Instructions to follow | Review the listing and copy each line that holds the word "Україні".
***** Working data *****
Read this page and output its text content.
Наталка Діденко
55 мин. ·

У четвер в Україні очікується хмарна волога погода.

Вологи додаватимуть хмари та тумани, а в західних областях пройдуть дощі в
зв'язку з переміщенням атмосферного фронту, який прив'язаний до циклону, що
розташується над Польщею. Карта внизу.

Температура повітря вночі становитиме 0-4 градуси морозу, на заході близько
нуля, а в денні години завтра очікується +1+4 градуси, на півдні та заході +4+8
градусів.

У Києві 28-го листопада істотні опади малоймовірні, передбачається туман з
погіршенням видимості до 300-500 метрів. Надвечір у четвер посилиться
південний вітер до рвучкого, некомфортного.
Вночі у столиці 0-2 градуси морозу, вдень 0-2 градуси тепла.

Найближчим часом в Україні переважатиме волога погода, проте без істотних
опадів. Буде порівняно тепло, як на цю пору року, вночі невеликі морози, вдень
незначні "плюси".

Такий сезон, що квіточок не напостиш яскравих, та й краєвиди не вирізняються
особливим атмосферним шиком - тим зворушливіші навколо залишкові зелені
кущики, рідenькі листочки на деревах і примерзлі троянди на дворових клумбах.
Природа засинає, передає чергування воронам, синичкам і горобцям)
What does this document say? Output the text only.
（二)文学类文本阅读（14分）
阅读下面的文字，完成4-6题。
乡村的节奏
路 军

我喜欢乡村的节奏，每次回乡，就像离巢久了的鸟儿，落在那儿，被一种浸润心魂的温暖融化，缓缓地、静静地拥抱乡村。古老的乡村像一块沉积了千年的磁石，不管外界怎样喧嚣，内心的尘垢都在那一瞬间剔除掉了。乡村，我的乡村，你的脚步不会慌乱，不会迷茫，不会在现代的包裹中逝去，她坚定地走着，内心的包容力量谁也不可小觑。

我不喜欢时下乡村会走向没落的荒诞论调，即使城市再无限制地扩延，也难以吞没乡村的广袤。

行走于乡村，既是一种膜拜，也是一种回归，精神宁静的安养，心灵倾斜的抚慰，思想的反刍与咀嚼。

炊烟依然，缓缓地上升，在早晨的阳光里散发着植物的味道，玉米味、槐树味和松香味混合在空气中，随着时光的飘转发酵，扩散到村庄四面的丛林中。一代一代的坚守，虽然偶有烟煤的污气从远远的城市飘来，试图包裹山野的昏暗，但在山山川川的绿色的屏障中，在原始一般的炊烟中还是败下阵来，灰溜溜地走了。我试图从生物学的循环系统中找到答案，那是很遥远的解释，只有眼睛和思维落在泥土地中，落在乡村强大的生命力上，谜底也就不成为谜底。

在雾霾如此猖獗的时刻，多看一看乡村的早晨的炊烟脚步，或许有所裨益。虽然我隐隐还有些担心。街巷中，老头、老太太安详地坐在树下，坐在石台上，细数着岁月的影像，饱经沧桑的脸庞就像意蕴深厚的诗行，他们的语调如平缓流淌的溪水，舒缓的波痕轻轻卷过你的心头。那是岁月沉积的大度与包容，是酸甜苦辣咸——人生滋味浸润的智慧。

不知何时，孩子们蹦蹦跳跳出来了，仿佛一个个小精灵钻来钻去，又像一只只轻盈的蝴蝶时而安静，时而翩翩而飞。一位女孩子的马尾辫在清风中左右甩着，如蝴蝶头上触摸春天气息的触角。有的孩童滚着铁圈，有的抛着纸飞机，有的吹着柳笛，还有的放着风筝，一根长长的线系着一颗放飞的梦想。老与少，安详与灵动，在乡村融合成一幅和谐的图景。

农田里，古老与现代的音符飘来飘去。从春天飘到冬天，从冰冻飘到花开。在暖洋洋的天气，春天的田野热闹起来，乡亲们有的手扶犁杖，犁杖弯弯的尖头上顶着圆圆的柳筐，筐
*****
Task output |
У четвер в Україні очікується хмарна волога погода.
Найближчим часом в Україні переважатиме волога погода, проте без істотних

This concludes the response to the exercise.